── Dataset

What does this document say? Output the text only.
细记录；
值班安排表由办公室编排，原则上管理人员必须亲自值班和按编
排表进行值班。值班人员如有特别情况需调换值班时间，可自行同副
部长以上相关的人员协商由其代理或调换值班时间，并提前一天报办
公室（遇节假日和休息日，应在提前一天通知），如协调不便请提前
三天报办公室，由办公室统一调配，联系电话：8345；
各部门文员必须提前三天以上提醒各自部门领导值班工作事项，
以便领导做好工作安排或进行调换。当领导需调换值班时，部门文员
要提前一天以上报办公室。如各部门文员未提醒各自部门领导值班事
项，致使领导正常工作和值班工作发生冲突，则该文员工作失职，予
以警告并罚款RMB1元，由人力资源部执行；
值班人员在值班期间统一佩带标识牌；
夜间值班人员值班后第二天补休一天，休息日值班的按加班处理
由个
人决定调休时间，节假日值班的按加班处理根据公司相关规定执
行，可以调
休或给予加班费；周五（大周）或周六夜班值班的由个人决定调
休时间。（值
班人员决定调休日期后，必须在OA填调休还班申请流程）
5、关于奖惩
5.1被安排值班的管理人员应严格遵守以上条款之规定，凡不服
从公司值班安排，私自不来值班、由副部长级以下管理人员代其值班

────

§ Problem to solve: Copy all the records above precisely.

§ Answer below:
What does this document say? Output the text only.
细记录；
值班安排表由办公室编排，原则上管理人员必须亲自值班和按编
排表进行值班。值班人员如有特别情况需调换值班时间，可自行同副
部长以上相关的人员协商由其代理或调换值班时间，并提前一天报办
公室（遇节假日和休息日，应在提前一天通知），如协调不便请提前
三天报办公室，由办公室统一调配，联系电话：8345；
各部门文员必须提前三天以上提醒各自部门领导值班工作事项，
以便领导做好工作安排或进行调换。当领导需调换值班时，部门文员
要提前一天以上报办公室。如各部门文员未提醒各自部门领导值班事
项，致使领导正常工作和值班工作发生冲突，则该文员工作失职，予
以警告并罚款RMB1元，由人力资源部执行；
值班人员在值班期间统一佩带标识牌；
夜间值班人员值班后第二天补休一天，休息日值班的按加班处理
由个
人决定调休时间，节假日值班的按加班处理根据公司相关规定执
行，可以调
休或给予加班费；周五（大周）或周六夜班值班的由个人决定调
休时间。（值
班人员决定调休日期后，必须在OA填调休还班申请流程）
5、关于奖惩
5.1被安排值班的管理人员应严格遵守以上条款之规定，凡不服
从公司值班安排，私自不来值班、由副部长级以下管理人员代其值班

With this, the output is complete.